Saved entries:
>> start
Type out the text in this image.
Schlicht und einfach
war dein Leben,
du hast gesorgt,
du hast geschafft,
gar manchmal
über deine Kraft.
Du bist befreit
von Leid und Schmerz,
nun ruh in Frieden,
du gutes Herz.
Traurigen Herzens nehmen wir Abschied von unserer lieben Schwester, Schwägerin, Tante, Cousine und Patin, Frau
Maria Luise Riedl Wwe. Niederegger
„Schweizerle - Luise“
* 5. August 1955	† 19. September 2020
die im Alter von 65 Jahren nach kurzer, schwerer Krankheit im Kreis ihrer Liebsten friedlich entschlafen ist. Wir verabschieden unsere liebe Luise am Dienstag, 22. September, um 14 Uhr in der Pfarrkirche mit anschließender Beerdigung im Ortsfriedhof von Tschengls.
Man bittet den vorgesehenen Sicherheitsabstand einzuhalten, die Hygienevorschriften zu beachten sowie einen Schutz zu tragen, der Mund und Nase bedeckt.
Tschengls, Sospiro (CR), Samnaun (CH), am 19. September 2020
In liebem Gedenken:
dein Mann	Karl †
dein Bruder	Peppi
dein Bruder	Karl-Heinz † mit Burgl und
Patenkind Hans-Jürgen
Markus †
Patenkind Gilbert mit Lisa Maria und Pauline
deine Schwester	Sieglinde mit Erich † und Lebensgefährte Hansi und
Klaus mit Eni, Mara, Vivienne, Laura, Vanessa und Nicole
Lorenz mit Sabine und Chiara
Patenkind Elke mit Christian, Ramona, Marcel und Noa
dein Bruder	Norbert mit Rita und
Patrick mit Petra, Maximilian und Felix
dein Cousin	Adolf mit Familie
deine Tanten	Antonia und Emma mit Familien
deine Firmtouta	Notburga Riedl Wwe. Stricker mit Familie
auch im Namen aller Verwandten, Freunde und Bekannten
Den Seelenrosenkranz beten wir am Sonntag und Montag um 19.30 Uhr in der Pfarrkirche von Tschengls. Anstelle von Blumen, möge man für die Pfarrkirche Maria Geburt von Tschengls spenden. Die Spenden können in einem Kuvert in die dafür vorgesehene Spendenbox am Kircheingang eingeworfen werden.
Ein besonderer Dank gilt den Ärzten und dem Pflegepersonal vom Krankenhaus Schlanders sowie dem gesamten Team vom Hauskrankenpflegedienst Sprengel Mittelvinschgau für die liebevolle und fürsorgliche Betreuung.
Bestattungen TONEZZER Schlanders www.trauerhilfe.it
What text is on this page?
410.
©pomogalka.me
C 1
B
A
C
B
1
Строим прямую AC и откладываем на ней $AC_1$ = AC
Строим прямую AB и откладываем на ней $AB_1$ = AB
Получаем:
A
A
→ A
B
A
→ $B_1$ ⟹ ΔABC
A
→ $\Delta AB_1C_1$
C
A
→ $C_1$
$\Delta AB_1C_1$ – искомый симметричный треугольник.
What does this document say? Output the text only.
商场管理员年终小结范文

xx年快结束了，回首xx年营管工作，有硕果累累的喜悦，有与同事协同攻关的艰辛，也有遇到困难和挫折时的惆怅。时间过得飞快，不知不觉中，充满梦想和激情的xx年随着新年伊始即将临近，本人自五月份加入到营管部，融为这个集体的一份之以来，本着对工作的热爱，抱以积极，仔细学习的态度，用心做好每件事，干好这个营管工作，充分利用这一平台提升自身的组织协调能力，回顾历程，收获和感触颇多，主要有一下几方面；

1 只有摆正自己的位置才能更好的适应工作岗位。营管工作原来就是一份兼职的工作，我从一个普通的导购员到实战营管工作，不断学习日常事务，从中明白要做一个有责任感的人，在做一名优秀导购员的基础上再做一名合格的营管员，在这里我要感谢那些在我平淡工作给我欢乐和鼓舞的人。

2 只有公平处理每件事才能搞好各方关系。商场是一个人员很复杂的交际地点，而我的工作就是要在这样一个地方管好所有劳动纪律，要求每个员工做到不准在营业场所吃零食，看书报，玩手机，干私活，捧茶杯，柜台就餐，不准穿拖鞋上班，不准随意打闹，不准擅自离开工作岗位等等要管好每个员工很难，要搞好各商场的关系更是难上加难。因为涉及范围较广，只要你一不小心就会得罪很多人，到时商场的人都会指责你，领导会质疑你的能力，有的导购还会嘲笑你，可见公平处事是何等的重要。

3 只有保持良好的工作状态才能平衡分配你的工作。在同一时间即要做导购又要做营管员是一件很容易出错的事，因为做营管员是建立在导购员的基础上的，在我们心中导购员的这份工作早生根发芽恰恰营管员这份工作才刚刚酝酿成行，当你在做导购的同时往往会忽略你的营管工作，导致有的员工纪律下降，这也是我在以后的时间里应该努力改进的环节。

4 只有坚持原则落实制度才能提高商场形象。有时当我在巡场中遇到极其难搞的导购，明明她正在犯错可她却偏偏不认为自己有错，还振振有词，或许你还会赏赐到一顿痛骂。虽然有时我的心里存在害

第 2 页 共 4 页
>> end
→ **Task goal**
Transcribe the entire listing above precisely.

→ **Worked solution**
Type out the text in this image.
Schlicht und einfach
war dein Leben,
du hast gesorgt,
du hast geschafft,
gar manchmal
über deine Kraft.
Du bist befreit
von Leid und Schmerz,
nun ruh in Frieden,
du gutes Herz.
Traurigen Herzens nehmen wir Abschied von unserer lieben Schwester, Schwägerin, Tante, Cousine und Patin, Frau
Maria Luise Riedl Wwe. Niederegger
„Schweizerle - Luise“
* 5. August 1955	† 19. September 2020
die im Alter von 65 Jahren nach kurzer, schwerer Krankheit im Kreis ihrer Liebsten friedlich entschlafen ist. Wir verabschieden unsere liebe Luise am Dienstag, 22. September, um 14 Uhr in der Pfarrkirche mit anschließender Beerdigung im Ortsfriedhof von Tschengls.
Man bittet den vorgesehenen Sicherheitsabstand einzuhalten, die Hygienevorschriften zu beachten sowie einen Schutz zu tragen, der Mund und Nase bedeckt.
Tschengls, Sospiro (CR), Samnaun (CH), am 19. September 2020
In liebem Gedenken:
dein Mann	Karl †
dein Bruder	Peppi
dein Bruder	Karl-Heinz † mit Burgl und
Patenkind Hans-Jürgen
Markus †
Patenkind Gilbert mit Lisa Maria und Pauline
deine Schwester	Sieglinde mit Erich † und Lebensgefährte Hansi und
Klaus mit Eni, Mara, Vivienne, Laura, Vanessa und Nicole
Lorenz mit Sabine und Chiara
Patenkind Elke mit Christian, Ramona, Marcel und Noa
dein Bruder	Norbert mit Rita und
Patrick mit Petra, Maximilian und Felix
dein Cousin	Adolf mit Familie
deine Tanten	Antonia und Emma mit Familien
deine Firmtouta	Notburga Riedl Wwe. Stricker mit Familie
auch im Namen aller Verwandten, Freunde und Bekannten
Den Seelenrosenkranz beten wir am Sonntag und Montag um 19.30 Uhr in der Pfarrkirche von Tschengls. Anstelle von Blumen, möge man für die Pfarrkirche Maria Geburt von Tschengls spenden. Die Spenden können in einem Kuvert in die dafür vorgesehene Spendenbox am Kircheingang eingeworfen werden.
Ein besonderer Dank gilt den Ärzten und dem Pflegepersonal vom Krankenhaus Schlanders sowie dem gesamten Team vom Hauskrankenpflegedienst Sprengel Mittelvinschgau für die liebevolle und fürsorgliche Betreuung.
Bestattungen TONEZZER Schlanders www.trauerhilfe.it
What text is on this page?
410.
©pomogalka.me
C 1
B
A
C
B
1
Строим прямую AC и откладываем на ней $AC_1$ = AC
Строим прямую AB и откладываем на ней $AB_1$ = AB
Получаем:
A
A
→ A
B
A
→ $B_1$ ⟹ ΔABC
A
→ $\Delta AB_1C_1$
C
A
→ $C_1$
$\Delta AB_1C_1$ – искомый симметричный треугольник.
What does this document say? Output the text only.
商场管理员年终小结范文

xx年快结束了，回首xx年营管工作，有硕果累累的喜悦，有与同事协同攻关的艰辛，也有遇到困难和挫折时的惆怅。时间过得飞快，不知不觉中，充满梦想和激情的xx年随着新年伊始即将临近，本人自五月份加入到营管部，融为这个集体的一份之以来，本着对工作的热爱，抱以积极，仔细学习的态度，用心做好每件事，干好这个营管工作，充分利用这一平台提升自身的组织协调能力，回顾历程，收获和感触颇多，主要有一下几方面；

1 只有摆正自己的位置才能更好的适应工作岗位。营管工作原来就是一份兼职的工作，我从一个普通的导购员到实战营管工作，不断学习日常事务，从中明白要做一个有责任感的人，在做一名优秀导购员的基础上再做一名合格的营管员，在这里我要感谢那些在我平淡工作给我欢乐和鼓舞的人。

2 只有公平处理每件事才能搞好各方关系。商场是一个人员很复杂的交际地点，而我的工作就是要在这样一个地方管好所有劳动纪律，要求每个员工做到不准在营业场所吃零食，看书报，玩手机，干私活，捧茶杯，柜台就餐，不准穿拖鞋上班，不准随意打闹，不准擅自离开工作岗位等等要管好每个员工很难，要搞好各商场的关系更是难上加难。因为涉及范围较广，只要你一不小心就会得罪很多人，到时商场的人都会指责你，领导会质疑你的能力，有的导购还会嘲笑你，可见公平处事是何等的重要。

3 只有保持良好的工作状态才能平衡分配你的工作。在同一时间即要做导购又要做营管员是一件很容易出错的事，因为做营管员是建立在导购员的基础上的，在我们心中导购员的这份工作早生根发芽恰恰营管员这份工作才刚刚酝酿成行，当你在做导购的同时往往会忽略你的营管工作，导致有的员工纪律下降，这也是我在以后的时间里应该努力改进的环节。

4 只有坚持原则落实制度才能提高商场形象。有时当我在巡场中遇到极其难搞的导购，明明她正在犯错可她却偏偏不认为自己有错，还振振有词，或许你还会赏赐到一顿痛骂。虽然有时我的心里存在害

第 2 页 共 4 页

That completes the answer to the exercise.